Records from a dataset:
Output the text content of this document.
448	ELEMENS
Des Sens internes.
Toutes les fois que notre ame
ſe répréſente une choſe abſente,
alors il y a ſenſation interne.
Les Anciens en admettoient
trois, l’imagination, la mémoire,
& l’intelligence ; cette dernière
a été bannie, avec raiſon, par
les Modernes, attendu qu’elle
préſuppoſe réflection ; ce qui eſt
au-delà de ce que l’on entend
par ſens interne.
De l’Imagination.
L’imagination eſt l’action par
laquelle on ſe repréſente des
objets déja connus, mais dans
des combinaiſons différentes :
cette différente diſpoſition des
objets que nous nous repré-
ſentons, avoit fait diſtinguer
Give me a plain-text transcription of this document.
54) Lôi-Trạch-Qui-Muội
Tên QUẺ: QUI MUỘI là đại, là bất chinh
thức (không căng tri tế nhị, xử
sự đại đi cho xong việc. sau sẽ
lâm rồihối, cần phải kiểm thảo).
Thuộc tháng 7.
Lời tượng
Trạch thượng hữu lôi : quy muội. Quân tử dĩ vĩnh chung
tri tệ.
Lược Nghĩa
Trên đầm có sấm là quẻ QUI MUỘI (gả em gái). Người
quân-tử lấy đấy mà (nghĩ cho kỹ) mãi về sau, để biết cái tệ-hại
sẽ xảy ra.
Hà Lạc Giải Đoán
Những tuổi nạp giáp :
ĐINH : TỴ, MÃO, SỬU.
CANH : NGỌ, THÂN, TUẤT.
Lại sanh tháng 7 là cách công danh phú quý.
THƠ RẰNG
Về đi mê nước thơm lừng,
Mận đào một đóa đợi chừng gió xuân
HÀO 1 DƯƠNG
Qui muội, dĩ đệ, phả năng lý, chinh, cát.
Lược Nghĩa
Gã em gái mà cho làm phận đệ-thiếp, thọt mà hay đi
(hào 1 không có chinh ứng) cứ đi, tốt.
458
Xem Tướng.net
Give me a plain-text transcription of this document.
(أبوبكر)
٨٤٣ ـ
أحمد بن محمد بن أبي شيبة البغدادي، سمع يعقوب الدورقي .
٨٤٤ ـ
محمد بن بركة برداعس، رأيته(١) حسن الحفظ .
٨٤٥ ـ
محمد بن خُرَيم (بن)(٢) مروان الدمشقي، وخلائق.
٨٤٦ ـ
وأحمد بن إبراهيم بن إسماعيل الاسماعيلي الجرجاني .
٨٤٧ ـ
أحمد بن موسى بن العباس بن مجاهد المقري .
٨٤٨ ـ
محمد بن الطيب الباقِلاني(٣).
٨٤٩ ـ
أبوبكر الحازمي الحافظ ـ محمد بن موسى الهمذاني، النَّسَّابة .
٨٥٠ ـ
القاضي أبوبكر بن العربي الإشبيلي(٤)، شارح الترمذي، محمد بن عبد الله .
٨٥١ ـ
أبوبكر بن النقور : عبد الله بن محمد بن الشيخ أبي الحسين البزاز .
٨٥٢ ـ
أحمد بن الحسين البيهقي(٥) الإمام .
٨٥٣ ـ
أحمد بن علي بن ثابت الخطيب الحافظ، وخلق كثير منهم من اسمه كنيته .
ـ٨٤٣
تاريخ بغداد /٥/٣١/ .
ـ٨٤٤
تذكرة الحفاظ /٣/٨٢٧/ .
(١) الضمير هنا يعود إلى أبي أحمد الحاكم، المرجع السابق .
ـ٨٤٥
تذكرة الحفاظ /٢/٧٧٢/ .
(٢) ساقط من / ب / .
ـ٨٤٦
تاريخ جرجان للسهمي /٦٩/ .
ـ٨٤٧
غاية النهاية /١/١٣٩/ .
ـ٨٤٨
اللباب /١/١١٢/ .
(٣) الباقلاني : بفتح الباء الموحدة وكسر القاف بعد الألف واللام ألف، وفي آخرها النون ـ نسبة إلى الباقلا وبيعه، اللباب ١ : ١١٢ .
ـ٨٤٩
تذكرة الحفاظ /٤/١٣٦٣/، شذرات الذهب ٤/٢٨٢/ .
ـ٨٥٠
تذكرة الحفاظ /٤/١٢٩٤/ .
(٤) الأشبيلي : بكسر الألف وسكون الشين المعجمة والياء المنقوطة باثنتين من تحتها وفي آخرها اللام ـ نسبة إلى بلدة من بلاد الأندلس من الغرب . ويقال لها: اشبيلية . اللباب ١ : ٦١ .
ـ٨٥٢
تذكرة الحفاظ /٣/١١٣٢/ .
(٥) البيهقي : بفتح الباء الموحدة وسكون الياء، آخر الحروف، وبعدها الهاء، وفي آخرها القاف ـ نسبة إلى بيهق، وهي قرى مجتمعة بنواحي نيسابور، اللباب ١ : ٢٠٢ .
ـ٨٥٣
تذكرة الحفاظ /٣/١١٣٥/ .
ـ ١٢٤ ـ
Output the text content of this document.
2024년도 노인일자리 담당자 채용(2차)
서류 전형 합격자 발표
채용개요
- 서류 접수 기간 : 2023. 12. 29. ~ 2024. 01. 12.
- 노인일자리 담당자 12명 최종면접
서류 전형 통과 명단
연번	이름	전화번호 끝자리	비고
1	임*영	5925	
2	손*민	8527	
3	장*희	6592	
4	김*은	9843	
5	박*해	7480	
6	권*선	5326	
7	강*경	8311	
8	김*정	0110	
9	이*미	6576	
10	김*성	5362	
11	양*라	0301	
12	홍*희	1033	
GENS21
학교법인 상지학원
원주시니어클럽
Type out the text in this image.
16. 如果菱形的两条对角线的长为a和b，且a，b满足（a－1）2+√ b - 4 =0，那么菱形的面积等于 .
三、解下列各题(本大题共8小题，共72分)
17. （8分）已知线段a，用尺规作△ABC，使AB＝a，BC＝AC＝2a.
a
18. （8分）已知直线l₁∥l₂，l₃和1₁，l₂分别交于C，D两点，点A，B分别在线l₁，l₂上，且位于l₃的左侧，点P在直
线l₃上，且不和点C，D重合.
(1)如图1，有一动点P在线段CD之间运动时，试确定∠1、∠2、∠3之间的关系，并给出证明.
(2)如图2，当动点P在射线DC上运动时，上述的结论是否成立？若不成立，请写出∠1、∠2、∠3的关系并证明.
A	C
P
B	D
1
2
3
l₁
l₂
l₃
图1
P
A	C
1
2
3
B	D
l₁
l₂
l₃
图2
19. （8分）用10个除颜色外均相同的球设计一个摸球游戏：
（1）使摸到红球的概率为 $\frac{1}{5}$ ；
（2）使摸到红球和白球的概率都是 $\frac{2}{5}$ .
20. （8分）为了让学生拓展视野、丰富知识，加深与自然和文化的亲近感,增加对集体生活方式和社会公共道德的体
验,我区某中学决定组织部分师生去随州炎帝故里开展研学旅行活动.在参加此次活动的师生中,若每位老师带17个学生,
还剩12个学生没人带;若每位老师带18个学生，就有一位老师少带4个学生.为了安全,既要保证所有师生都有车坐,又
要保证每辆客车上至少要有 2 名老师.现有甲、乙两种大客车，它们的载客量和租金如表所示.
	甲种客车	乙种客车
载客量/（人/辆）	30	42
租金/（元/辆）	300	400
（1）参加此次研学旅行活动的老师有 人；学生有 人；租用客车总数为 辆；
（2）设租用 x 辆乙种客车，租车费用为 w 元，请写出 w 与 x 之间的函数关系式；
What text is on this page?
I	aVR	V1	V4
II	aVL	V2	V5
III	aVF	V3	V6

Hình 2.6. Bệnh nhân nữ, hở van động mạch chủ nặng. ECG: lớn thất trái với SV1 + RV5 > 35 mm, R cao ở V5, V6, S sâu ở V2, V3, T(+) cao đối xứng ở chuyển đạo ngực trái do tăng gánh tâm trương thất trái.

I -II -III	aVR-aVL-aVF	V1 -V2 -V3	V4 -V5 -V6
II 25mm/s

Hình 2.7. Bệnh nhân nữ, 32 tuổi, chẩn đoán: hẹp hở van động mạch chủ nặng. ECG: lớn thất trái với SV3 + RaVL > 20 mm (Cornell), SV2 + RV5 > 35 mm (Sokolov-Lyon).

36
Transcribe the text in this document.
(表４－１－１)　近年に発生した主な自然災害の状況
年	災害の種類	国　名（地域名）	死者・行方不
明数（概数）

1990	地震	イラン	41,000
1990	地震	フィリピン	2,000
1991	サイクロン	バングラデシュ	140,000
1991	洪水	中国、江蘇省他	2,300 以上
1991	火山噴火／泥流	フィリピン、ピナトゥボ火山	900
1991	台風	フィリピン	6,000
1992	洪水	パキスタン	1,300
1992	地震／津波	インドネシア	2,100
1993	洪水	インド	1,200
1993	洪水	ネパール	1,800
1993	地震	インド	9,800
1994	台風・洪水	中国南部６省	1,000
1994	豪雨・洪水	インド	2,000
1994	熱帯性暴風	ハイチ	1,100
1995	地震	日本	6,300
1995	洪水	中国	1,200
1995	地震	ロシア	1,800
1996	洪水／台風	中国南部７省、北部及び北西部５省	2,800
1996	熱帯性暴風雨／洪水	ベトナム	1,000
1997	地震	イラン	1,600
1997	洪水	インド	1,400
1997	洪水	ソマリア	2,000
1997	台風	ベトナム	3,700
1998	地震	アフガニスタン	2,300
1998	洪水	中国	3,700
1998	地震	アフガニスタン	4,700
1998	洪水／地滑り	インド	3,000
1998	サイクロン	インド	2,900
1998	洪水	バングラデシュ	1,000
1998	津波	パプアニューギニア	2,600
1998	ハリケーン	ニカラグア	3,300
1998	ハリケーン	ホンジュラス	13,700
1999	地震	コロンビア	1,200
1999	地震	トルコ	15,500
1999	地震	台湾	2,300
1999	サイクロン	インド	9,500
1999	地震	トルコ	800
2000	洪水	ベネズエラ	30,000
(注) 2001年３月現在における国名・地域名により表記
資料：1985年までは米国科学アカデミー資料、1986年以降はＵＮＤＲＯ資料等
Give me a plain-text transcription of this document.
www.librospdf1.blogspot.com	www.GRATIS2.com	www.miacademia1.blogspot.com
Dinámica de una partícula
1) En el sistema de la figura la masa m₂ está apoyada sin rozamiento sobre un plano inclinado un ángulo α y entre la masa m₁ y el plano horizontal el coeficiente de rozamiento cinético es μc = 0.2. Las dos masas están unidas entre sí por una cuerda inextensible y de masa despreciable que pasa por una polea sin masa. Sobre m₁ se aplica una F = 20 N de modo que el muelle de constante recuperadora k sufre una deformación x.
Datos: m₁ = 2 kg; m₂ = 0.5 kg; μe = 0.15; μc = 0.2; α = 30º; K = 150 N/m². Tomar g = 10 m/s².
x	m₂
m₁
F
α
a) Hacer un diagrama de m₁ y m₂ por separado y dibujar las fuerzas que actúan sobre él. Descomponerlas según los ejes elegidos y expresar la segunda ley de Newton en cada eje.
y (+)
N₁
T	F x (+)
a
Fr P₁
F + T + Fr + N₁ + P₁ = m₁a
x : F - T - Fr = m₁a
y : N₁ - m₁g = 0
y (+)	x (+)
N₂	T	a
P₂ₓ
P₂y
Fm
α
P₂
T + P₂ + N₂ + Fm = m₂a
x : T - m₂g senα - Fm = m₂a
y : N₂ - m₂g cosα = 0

Your instructions>
Looking at the material above, count the lines that hold "ハリケーン" and give the total alone.

Output below>
2